▶ [What is asked] Show each line of the data below that has the string "name" in it.

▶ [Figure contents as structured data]
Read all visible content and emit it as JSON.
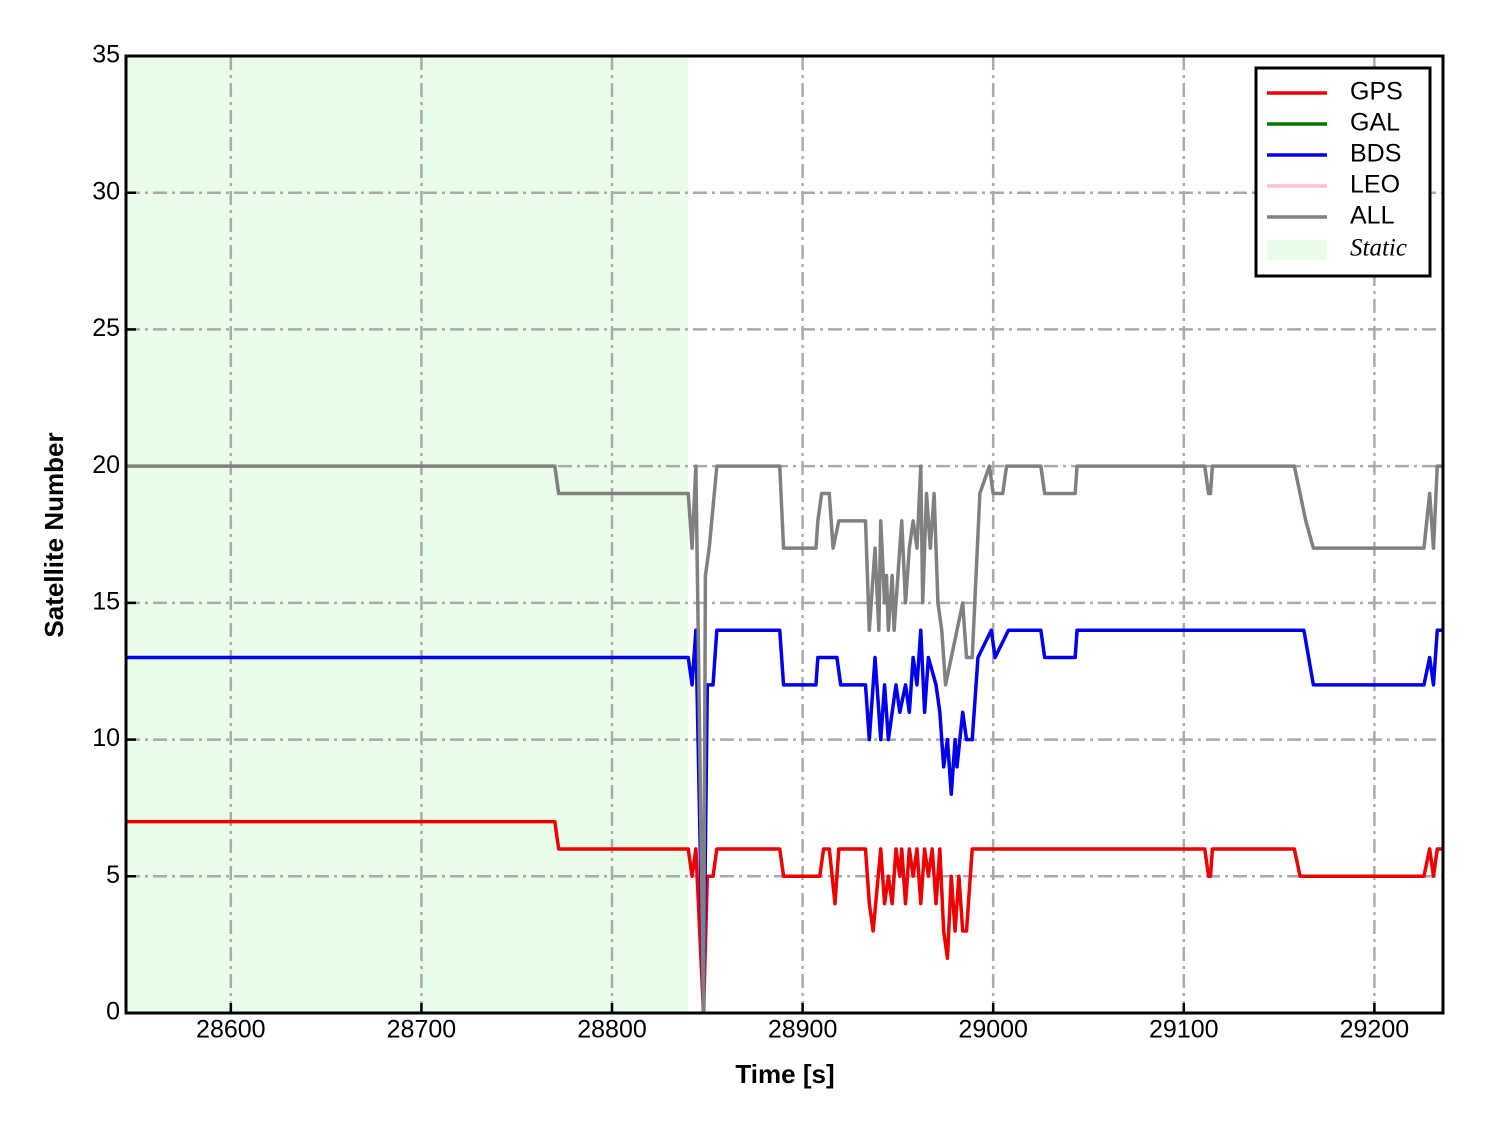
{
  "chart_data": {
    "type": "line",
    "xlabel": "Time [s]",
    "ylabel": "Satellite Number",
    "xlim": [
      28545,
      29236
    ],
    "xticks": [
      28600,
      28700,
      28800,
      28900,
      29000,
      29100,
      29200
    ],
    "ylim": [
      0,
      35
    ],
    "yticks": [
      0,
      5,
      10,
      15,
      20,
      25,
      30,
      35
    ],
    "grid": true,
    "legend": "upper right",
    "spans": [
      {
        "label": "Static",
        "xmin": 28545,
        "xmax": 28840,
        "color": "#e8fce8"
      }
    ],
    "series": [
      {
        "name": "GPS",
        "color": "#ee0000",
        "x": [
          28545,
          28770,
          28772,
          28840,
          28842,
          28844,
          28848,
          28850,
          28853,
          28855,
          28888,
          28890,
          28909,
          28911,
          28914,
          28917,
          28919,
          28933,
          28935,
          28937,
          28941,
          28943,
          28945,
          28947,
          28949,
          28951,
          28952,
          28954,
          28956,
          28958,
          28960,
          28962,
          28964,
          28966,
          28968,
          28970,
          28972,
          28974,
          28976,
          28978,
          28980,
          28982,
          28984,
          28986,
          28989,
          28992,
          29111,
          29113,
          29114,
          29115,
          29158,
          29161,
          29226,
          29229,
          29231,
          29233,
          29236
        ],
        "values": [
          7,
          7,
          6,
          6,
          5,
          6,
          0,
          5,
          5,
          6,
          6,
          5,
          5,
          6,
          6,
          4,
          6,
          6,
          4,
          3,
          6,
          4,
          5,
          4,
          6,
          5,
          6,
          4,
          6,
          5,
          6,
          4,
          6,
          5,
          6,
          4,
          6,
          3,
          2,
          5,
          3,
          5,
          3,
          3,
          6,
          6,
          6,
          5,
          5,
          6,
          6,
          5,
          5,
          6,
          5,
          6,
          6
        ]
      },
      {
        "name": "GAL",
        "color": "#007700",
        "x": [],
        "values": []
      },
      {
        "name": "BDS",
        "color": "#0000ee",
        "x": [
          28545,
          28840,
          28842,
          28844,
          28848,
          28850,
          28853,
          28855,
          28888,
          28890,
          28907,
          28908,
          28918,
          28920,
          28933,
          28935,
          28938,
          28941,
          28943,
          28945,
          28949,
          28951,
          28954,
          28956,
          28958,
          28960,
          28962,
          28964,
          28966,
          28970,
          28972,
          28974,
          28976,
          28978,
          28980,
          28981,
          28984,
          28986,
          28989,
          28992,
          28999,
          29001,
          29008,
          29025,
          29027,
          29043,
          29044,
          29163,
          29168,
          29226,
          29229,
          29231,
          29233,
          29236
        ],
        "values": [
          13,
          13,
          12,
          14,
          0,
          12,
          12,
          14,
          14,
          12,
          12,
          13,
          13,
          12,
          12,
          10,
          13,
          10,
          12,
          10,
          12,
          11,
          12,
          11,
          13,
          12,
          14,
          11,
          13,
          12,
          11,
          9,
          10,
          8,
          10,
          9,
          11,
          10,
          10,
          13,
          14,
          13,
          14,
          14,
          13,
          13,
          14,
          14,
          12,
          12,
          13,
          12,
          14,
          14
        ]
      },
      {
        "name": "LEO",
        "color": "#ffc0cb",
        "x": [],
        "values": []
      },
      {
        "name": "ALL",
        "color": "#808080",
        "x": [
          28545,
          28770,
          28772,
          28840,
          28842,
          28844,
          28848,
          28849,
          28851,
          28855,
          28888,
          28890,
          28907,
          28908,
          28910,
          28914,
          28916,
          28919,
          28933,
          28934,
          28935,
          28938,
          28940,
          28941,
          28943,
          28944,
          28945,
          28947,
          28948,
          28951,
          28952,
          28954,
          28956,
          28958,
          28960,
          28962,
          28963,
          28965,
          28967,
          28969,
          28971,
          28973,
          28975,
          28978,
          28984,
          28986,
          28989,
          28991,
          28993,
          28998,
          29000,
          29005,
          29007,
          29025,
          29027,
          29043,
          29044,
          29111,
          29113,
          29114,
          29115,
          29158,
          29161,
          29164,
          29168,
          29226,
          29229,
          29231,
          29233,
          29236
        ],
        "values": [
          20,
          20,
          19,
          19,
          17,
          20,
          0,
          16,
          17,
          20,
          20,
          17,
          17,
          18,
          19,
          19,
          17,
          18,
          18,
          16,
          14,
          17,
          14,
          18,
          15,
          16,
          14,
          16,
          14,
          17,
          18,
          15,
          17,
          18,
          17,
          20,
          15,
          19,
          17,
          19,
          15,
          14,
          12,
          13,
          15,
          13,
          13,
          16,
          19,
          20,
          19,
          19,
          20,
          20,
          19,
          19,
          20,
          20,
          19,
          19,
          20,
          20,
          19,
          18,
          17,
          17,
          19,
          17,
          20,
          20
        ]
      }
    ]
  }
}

▶ [Reply to the task]
        "name": "GPS",
        "name": "GAL",
        "name": "BDS",
        "name": "LEO",
        "name": "ALL",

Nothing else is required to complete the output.